• [WORK REQUIRED]: Every line of the data that contains the string "this" must be copied.

* START *

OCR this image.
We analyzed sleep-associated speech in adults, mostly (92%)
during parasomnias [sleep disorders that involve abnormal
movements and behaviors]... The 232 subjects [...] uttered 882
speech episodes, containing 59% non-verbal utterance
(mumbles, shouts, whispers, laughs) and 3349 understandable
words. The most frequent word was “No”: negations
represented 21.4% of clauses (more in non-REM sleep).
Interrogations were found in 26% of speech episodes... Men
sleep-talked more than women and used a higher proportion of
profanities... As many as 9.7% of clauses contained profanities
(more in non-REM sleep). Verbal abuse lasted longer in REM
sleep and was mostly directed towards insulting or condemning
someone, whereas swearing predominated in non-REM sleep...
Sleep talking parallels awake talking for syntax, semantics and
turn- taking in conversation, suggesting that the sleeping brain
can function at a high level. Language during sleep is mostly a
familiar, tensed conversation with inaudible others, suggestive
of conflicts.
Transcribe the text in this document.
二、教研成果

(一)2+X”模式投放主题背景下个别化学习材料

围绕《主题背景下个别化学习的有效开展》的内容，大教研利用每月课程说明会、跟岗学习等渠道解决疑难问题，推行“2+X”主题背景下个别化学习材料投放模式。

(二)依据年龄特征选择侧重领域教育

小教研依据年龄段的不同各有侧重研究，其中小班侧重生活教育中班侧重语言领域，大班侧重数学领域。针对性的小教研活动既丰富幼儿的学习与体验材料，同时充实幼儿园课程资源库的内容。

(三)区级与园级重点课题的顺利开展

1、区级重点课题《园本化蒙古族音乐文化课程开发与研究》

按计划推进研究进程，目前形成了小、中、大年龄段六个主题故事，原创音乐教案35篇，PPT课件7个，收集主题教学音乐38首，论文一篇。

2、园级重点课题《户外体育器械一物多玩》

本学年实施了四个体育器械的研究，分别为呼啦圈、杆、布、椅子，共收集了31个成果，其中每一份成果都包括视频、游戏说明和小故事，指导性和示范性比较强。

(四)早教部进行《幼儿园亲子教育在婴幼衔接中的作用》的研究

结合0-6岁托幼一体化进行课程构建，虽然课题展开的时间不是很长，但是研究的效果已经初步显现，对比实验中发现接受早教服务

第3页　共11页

* END *

• [REPLY]:
OCR this image.
Transcribe the text in this document.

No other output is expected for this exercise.